■ Task requirements: Each entry below is to be printed verbatim.

■ Provided data:
****
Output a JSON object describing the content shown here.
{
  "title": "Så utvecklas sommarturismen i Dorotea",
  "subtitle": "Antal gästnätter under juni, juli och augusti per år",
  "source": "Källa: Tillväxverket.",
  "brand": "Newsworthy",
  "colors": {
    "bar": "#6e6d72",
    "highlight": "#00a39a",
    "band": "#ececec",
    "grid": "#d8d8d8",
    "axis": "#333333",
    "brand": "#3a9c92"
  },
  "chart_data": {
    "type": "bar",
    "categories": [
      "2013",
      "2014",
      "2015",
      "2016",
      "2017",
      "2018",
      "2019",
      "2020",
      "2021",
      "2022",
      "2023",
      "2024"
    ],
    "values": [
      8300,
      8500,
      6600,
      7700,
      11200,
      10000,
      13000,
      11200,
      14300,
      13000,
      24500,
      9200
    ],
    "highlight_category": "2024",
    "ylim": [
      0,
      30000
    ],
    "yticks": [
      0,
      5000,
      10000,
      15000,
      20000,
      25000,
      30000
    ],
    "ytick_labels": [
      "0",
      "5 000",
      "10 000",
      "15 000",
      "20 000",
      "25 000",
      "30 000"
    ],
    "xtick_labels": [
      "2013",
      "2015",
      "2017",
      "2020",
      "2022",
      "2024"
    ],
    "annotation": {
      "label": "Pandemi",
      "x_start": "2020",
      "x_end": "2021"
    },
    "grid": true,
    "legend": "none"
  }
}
****
■ Written reply:
Output a JSON object describing the content shown here.
{
  "title": "Så utvecklas sommarturismen i Dorotea",
  "subtitle": "Antal gästnätter under juni, juli och augusti per år",
  "source": "Källa: Tillväxverket.",
  "brand": "Newsworthy",
  "colors": {
    "bar": "#6e6d72",
    "highlight": "#00a39a",
    "band": "#ececec",
    "grid": "#d8d8d8",
    "axis": "#333333",
    "brand": "#3a9c92"
  },
  "chart_data": {
    "type": "bar",
    "categories": [
      "2013",
      "2014",
      "2015",
      "2016",
      "2017",
      "2018",
      "2019",
      "2020",
      "2021",
      "2022",
      "2023",
      "2024"
    ],
    "values": [
      8300,
      8500,
      6600,
      7700,
      11200,
      10000,
      13000,
      11200,
      14300,
      13000,
      24500,
      9200
    ],
    "highlight_category": "2024",
    "ylim": [
      0,
      30000
    ],
    "yticks": [
      0,
      5000,
      10000,
      15000,
      20000,
      25000,
      30000
    ],
    "ytick_labels": [
      "0",
      "5 000",
      "10 000",
      "15 000",
      "20 000",
      "25 000",
      "30 000"
    ],
    "xtick_labels": [
      "2013",
      "2015",
      "2017",
      "2020",
      "2022",
      "2024"
    ],
    "annotation": {
      "label": "Pandemi",
      "x_start": "2020",
      "x_end": "2021"
    },
    "grid": true,
    "legend": "none"
  }
}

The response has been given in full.